═════ Material provided

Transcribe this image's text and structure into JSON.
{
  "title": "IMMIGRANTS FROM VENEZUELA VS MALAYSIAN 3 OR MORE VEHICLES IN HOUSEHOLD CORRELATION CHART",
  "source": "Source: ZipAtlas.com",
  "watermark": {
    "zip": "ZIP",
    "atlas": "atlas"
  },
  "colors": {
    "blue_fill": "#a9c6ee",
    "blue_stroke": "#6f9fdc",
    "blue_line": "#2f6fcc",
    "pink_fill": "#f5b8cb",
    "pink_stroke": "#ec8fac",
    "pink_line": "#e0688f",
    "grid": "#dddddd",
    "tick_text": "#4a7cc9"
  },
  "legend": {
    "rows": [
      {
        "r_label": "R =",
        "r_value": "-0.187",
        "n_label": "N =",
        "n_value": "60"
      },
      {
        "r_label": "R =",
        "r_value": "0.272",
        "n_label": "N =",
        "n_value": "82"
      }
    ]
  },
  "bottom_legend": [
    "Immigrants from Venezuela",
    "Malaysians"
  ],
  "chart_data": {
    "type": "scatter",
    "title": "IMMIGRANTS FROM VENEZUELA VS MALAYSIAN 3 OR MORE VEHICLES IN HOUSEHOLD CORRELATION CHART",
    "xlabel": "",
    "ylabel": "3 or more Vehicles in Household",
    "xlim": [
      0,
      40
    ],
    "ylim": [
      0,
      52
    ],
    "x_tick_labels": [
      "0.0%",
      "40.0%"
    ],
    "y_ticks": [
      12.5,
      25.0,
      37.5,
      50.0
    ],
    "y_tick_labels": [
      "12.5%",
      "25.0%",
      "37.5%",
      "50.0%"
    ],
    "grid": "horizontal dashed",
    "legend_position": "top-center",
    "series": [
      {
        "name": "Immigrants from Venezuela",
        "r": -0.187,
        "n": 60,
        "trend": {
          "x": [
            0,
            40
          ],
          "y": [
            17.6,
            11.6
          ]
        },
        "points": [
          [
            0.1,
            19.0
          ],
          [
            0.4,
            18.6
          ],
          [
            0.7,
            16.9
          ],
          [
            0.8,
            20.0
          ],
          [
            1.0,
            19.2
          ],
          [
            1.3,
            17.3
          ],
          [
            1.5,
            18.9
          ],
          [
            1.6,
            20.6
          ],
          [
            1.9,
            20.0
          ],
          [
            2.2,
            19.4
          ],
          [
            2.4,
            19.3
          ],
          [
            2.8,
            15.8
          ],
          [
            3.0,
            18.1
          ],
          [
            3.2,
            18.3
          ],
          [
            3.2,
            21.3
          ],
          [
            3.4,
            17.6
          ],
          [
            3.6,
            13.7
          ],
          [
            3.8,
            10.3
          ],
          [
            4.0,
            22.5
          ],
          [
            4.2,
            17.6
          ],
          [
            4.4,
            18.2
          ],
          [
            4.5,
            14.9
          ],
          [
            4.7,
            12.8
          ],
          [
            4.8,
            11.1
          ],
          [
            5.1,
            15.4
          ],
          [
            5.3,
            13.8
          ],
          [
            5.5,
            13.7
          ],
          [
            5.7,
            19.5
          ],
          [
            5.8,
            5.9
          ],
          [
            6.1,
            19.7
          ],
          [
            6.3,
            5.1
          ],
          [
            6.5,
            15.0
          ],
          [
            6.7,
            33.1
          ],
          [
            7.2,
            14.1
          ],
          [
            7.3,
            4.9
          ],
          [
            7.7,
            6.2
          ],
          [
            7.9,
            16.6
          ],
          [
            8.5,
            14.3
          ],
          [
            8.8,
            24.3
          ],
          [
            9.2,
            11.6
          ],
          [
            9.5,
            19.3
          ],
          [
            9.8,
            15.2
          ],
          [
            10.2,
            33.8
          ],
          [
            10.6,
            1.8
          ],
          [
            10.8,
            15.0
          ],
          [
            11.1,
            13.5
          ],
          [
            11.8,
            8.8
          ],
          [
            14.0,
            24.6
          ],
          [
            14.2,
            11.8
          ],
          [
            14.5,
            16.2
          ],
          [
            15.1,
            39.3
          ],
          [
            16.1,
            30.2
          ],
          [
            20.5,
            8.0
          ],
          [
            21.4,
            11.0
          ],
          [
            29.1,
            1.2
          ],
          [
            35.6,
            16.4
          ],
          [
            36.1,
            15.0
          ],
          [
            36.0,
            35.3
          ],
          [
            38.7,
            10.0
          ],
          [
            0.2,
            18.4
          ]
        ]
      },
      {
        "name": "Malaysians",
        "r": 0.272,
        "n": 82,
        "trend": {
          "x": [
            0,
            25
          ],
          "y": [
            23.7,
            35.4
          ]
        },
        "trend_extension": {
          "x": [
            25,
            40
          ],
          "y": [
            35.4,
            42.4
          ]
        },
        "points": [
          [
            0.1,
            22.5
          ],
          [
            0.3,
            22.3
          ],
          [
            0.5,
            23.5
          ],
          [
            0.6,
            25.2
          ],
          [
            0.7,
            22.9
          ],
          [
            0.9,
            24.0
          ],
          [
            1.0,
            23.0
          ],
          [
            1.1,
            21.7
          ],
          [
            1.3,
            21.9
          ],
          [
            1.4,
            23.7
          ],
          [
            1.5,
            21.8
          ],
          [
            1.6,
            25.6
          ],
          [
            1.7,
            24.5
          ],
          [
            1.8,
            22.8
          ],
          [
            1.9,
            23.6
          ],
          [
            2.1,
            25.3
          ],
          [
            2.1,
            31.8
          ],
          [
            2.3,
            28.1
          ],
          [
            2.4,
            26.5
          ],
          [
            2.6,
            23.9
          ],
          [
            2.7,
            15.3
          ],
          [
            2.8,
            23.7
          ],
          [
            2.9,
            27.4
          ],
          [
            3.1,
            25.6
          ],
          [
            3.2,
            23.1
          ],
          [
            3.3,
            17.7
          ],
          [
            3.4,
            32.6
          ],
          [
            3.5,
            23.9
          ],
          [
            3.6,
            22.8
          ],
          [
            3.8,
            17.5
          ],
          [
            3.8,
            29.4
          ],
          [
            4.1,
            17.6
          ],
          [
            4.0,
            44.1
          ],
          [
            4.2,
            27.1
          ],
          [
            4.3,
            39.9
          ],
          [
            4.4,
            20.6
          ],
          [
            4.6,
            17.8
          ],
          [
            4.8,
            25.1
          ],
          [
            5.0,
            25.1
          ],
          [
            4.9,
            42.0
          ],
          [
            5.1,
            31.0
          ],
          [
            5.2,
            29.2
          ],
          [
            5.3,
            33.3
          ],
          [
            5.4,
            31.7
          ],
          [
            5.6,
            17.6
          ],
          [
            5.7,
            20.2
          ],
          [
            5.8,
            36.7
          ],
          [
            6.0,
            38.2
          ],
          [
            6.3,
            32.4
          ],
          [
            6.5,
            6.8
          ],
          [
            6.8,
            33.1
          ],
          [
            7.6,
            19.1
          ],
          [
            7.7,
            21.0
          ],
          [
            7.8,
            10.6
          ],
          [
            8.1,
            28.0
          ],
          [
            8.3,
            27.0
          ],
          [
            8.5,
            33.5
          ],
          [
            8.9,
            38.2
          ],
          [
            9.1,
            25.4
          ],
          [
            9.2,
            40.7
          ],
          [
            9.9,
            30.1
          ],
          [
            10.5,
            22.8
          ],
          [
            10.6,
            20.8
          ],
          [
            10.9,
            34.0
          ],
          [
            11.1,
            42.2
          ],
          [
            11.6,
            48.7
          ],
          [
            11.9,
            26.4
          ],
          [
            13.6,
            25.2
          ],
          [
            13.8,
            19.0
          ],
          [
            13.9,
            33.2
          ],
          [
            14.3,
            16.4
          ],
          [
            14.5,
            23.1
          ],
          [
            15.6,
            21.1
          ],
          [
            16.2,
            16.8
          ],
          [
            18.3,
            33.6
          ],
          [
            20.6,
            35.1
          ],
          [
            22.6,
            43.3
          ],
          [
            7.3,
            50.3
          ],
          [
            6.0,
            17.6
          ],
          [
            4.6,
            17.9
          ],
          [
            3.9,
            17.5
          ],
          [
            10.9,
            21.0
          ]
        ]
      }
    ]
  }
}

══════════

▶ [Required task] Select every line of the material above holding the word "CORRELATION" and copy it.

▶ [Answer to this task]
  "title": "IMMIGRANTS FROM VENEZUELA VS MALAYSIAN 3 OR MORE VEHICLES IN HOUSEHOLD CORRELATION CHART",
    "title": "IMMIGRANTS FROM VENEZUELA VS MALAYSIAN 3 OR MORE VEHICLES IN HOUSEHOLD CORRELATION CHART",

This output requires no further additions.